● Recorded information
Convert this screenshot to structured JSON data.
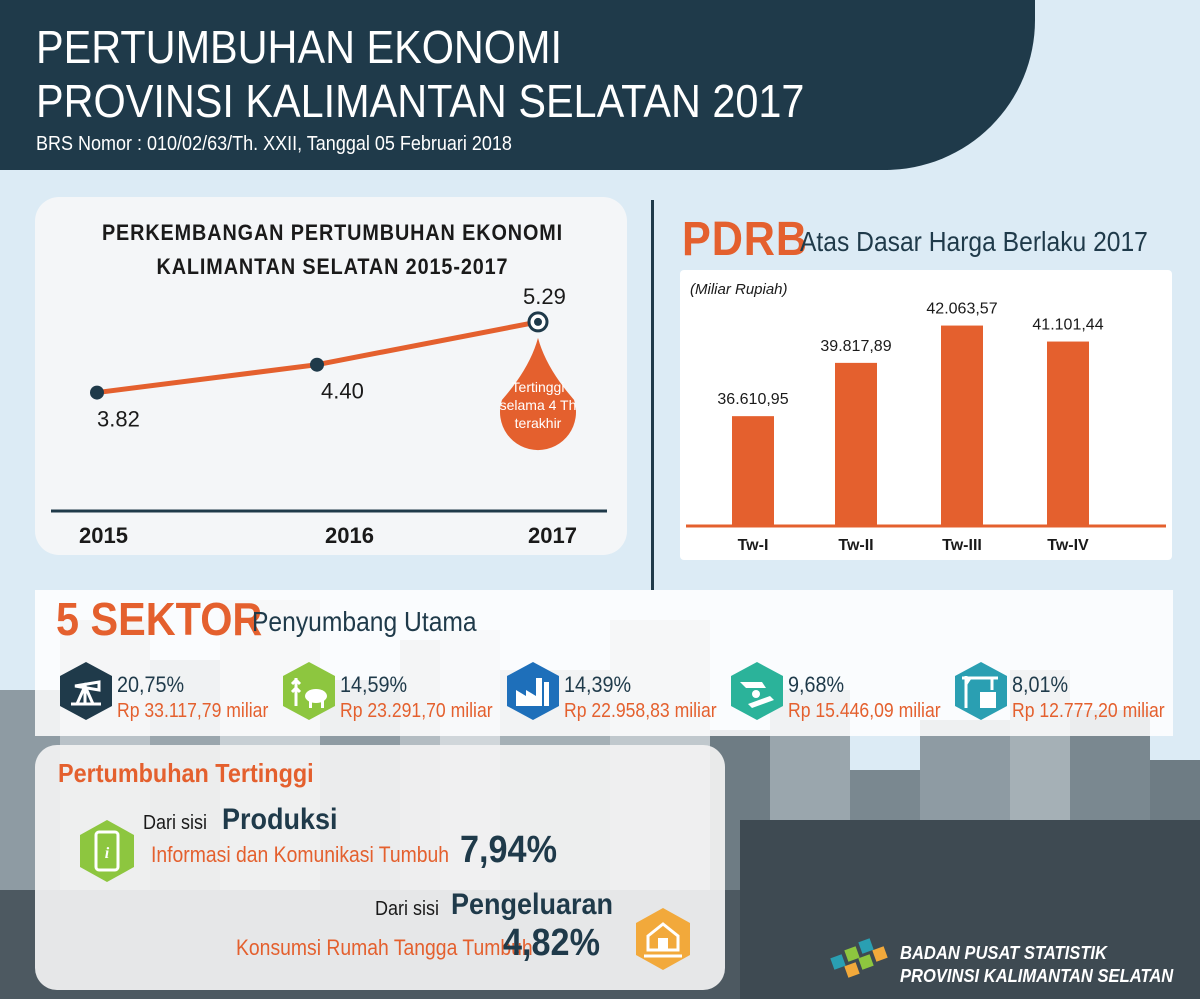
{
  "header": {
    "title_line1": "PERTUMBUHAN EKONOMI",
    "title_line2": "PROVINSI KALIMANTAN SELATAN 2017",
    "subtitle": "BRS Nomor : 010/02/63/Th. XXII, Tanggal 05 Februari 2018"
  },
  "colors": {
    "navy": "#1f3a4a",
    "orange": "#e4602e",
    "teal": "#2a9fb2",
    "green": "#8dc63f",
    "blue": "#1e6fba"
  },
  "chart_data": [
    {
      "type": "line",
      "title_line1": "PERKEMBANGAN PERTUMBUHAN EKONOMI",
      "title_line2": "KALIMANTAN SELATAN 2015-2017",
      "categories": [
        "2015",
        "2016",
        "2017"
      ],
      "values": [
        3.82,
        4.4,
        5.29
      ],
      "value_labels": [
        "3.82",
        "4.40",
        "5.29"
      ],
      "annotation": [
        "Tertinggi",
        "selama 4 Th",
        "terakhir"
      ],
      "ylim": [
        3.0,
        5.6
      ]
    },
    {
      "type": "bar",
      "title": "PDRB",
      "subtitle": "Atas Dasar Harga Berlaku 2017",
      "unit": "(Miliar Rupiah)",
      "categories": [
        "Tw-I",
        "Tw-II",
        "Tw-III",
        "Tw-IV"
      ],
      "values": [
        36610.95,
        39817.89,
        42063.57,
        41101.44
      ],
      "value_labels": [
        "36.610,95",
        "39.817,89",
        "42.063,57",
        "41.101,44"
      ],
      "ylim": [
        30000,
        43000
      ]
    }
  ],
  "sectors": {
    "title": "5 SEKTOR",
    "subtitle": "Penyumbang Utama",
    "items": [
      {
        "icon": "mining-pump-icon",
        "color": "#1f3a4a",
        "percent": "20,75%",
        "value": "Rp 33.117,79 miliar"
      },
      {
        "icon": "agriculture-icon",
        "color": "#8dc63f",
        "percent": "14,59%",
        "value": "Rp 23.291,70 miliar"
      },
      {
        "icon": "factory-icon",
        "color": "#1e6fba",
        "percent": "14,39%",
        "value": "Rp 22.958,83 miliar"
      },
      {
        "icon": "trade-car-icon",
        "color": "#2bb39a",
        "percent": "9,68%",
        "value": "Rp 15.446,09 miliar"
      },
      {
        "icon": "construction-crane-icon",
        "color": "#2a9fb2",
        "percent": "8,01%",
        "value": "Rp 12.777,20 miliar"
      }
    ]
  },
  "growth": {
    "title": "Pertumbuhan Tertinggi",
    "production_prefix": "Dari sisi",
    "production_label": "Produksi",
    "production_text": "Informasi dan Komunikasi Tumbuh",
    "production_value": "7,94%",
    "expenditure_prefix": "Dari sisi",
    "expenditure_label": "Pengeluaran",
    "expenditure_text": "Konsumsi Rumah Tangga Tumbuh",
    "expenditure_value": "4,82%"
  },
  "footer": {
    "org_line1": "BADAN PUSAT STATISTIK",
    "org_line2": "PROVINSI KALIMANTAN SELATAN"
  }
}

● Challenge
Within the material above, find the lines that contain the word "sisi"; copy them.

● The output
    "production_prefix": "Dari sisi",
    "expenditure_prefix": "Dari sisi",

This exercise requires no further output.